Data records:
────

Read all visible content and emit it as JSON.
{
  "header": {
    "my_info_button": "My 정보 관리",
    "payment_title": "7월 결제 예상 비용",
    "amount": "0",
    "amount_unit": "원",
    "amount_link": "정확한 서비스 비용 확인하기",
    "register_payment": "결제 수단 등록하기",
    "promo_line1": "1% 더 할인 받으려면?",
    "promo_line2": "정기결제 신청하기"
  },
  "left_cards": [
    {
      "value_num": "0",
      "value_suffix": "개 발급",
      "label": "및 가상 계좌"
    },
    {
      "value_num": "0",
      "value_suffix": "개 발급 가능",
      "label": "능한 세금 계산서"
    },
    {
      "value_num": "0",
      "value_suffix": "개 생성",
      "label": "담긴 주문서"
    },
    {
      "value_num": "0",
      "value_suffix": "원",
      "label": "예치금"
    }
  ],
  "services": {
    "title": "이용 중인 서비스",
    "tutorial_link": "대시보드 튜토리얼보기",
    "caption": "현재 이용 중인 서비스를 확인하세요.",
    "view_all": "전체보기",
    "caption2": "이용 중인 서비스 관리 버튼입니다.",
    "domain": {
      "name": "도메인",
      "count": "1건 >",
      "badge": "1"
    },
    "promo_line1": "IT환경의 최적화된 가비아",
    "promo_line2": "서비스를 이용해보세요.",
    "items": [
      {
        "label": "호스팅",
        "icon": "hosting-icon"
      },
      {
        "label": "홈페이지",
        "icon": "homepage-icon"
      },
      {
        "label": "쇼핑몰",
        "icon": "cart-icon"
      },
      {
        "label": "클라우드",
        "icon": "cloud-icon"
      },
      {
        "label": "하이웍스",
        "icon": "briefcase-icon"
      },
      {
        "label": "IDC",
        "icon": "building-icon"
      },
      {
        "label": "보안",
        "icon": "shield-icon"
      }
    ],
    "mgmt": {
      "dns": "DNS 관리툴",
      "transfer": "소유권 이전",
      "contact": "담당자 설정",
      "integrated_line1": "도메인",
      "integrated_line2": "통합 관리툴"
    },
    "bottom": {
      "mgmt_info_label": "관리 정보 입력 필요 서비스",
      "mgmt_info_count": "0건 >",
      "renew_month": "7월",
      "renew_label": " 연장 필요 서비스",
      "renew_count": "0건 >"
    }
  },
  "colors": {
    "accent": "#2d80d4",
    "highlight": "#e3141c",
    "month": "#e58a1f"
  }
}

────

• _TASK REQUIREMENTS_: Every line above should be retyped exactly as given.

• _OUTPUT FOR THIS TASK_:
Read all visible content and emit it as JSON.
{
  "header": {
    "my_info_button": "My 정보 관리",
    "payment_title": "7월 결제 예상 비용",
    "amount": "0",
    "amount_unit": "원",
    "amount_link": "정확한 서비스 비용 확인하기",
    "register_payment": "결제 수단 등록하기",
    "promo_line1": "1% 더 할인 받으려면?",
    "promo_line2": "정기결제 신청하기"
  },
  "left_cards": [
    {
      "value_num": "0",
      "value_suffix": "개 발급",
      "label": "및 가상 계좌"
    },
    {
      "value_num": "0",
      "value_suffix": "개 발급 가능",
      "label": "능한 세금 계산서"
    },
    {
      "value_num": "0",
      "value_suffix": "개 생성",
      "label": "담긴 주문서"
    },
    {
      "value_num": "0",
      "value_suffix": "원",
      "label": "예치금"
    }
  ],
  "services": {
    "title": "이용 중인 서비스",
    "tutorial_link": "대시보드 튜토리얼보기",
    "caption": "현재 이용 중인 서비스를 확인하세요.",
    "view_all": "전체보기",
    "caption2": "이용 중인 서비스 관리 버튼입니다.",
    "domain": {
      "name": "도메인",
      "count": "1건 >",
      "badge": "1"
    },
    "promo_line1": "IT환경의 최적화된 가비아",
    "promo_line2": "서비스를 이용해보세요.",
    "items": [
      {
        "label": "호스팅",
        "icon": "hosting-icon"
      },
      {
        "label": "홈페이지",
        "icon": "homepage-icon"
      },
      {
        "label": "쇼핑몰",
        "icon": "cart-icon"
      },
      {
        "label": "클라우드",
        "icon": "cloud-icon"
      },
      {
        "label": "하이웍스",
        "icon": "briefcase-icon"
      },
      {
        "label": "IDC",
        "icon": "building-icon"
      },
      {
        "label": "보안",
        "icon": "shield-icon"
      }
    ],
    "mgmt": {
      "dns": "DNS 관리툴",
      "transfer": "소유권 이전",
      "contact": "담당자 설정",
      "integrated_line1": "도메인",
      "integrated_line2": "통합 관리툴"
    },
    "bottom": {
      "mgmt_info_label": "관리 정보 입력 필요 서비스",
      "mgmt_info_count": "0건 >",
      "renew_month": "7월",
      "renew_label": " 연장 필요 서비스",
      "renew_count": "0건 >"
    }
  },
  "colors": {
    "accent": "#2d80d4",
    "highlight": "#e3141c",
    "month": "#e58a1f"
  }
}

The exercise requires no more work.